- _Exercise description_:
Repeat the material exactly as it appears.

--- START Dataset excerpts ---

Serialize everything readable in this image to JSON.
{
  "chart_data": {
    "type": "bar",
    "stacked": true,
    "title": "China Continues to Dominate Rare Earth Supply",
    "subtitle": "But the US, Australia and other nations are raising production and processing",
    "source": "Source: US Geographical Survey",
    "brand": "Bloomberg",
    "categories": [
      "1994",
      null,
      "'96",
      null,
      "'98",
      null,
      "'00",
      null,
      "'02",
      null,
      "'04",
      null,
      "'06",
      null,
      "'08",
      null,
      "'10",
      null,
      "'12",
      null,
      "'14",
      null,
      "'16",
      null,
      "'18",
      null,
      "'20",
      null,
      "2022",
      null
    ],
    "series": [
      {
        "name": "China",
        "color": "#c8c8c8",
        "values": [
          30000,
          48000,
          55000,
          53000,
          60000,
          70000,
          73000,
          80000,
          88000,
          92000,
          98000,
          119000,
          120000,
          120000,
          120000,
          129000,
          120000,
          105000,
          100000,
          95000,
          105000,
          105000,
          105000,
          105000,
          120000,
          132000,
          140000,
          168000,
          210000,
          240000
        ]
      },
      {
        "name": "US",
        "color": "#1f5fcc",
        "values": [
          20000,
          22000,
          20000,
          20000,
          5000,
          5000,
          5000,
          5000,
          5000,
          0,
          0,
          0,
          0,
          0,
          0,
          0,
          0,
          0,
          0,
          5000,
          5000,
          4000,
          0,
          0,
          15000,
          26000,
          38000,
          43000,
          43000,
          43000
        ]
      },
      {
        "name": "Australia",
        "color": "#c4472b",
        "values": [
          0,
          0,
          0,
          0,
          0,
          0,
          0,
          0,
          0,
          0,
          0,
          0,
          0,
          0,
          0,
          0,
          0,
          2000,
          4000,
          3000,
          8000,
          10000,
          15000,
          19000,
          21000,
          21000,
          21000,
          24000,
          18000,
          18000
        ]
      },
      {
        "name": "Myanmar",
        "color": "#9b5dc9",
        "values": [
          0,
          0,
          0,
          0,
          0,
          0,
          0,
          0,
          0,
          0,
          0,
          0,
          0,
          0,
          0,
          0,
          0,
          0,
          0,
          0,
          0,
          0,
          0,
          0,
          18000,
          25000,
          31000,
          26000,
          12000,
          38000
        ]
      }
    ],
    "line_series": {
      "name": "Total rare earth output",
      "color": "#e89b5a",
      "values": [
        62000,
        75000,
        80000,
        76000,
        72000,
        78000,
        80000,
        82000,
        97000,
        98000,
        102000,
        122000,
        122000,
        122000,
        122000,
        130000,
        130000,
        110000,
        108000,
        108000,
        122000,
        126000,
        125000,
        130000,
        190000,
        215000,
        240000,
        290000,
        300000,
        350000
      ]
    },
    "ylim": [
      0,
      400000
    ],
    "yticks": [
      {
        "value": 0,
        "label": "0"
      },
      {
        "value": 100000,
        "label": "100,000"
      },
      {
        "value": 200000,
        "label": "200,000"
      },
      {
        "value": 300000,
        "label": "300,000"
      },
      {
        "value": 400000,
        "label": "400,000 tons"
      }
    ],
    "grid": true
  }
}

--- END Dataset excerpts ---

- _Exercise answer_:
Serialize everything readable in this image to JSON.
{
  "chart_data": {
    "type": "bar",
    "stacked": true,
    "title": "China Continues to Dominate Rare Earth Supply",
    "subtitle": "But the US, Australia and other nations are raising production and processing",
    "source": "Source: US Geographical Survey",
    "brand": "Bloomberg",
    "categories": [
      "1994",
      null,
      "'96",
      null,
      "'98",
      null,
      "'00",
      null,
      "'02",
      null,
      "'04",
      null,
      "'06",
      null,
      "'08",
      null,
      "'10",
      null,
      "'12",
      null,
      "'14",
      null,
      "'16",
      null,
      "'18",
      null,
      "'20",
      null,
      "2022",
      null
    ],
    "series": [
      {
        "name": "China",
        "color": "#c8c8c8",
        "values": [
          30000,
          48000,
          55000,
          53000,
          60000,
          70000,
          73000,
          80000,
          88000,
          92000,
          98000,
          119000,
          120000,
          120000,
          120000,
          129000,
          120000,
          105000,
          100000,
          95000,
          105000,
          105000,
          105000,
          105000,
          120000,
          132000,
          140000,
          168000,
          210000,
          240000
        ]
      },
      {
        "name": "US",
        "color": "#1f5fcc",
        "values": [
          20000,
          22000,
          20000,
          20000,
          5000,
          5000,
          5000,
          5000,
          5000,
          0,
          0,
          0,
          0,
          0,
          0,
          0,
          0,
          0,
          0,
          5000,
          5000,
          4000,
          0,
          0,
          15000,
          26000,
          38000,
          43000,
          43000,
          43000
        ]
      },
      {
        "name": "Australia",
        "color": "#c4472b",
        "values": [
          0,
          0,
          0,
          0,
          0,
          0,
          0,
          0,
          0,
          0,
          0,
          0,
          0,
          0,
          0,
          0,
          0,
          2000,
          4000,
          3000,
          8000,
          10000,
          15000,
          19000,
          21000,
          21000,
          21000,
          24000,
          18000,
          18000
        ]
      },
      {
        "name": "Myanmar",
        "color": "#9b5dc9",
        "values": [
          0,
          0,
          0,
          0,
          0,
          0,
          0,
          0,
          0,
          0,
          0,
          0,
          0,
          0,
          0,
          0,
          0,
          0,
          0,
          0,
          0,
          0,
          0,
          0,
          18000,
          25000,
          31000,
          26000,
          12000,
          38000
        ]
      }
    ],
    "line_series": {
      "name": "Total rare earth output",
      "color": "#e89b5a",
      "values": [
        62000,
        75000,
        80000,
        76000,
        72000,
        78000,
        80000,
        82000,
        97000,
        98000,
        102000,
        122000,
        122000,
        122000,
        122000,
        130000,
        130000,
        110000,
        108000,
        108000,
        122000,
        126000,
        125000,
        130000,
        190000,
        215000,
        240000,
        290000,
        300000,
        350000
      ]
    },
    "ylim": [
      0,
      400000
    ],
    "yticks": [
      {
        "value": 0,
        "label": "0"
      },
      {
        "value": 100000,
        "label": "100,000"
      },
      {
        "value": 200000,
        "label": "200,000"
      },
      {
        "value": 300000,
        "label": "300,000"
      },
      {
        "value": 400000,
        "label": "400,000 tons"
      }
    ],
    "grid": true
  }
}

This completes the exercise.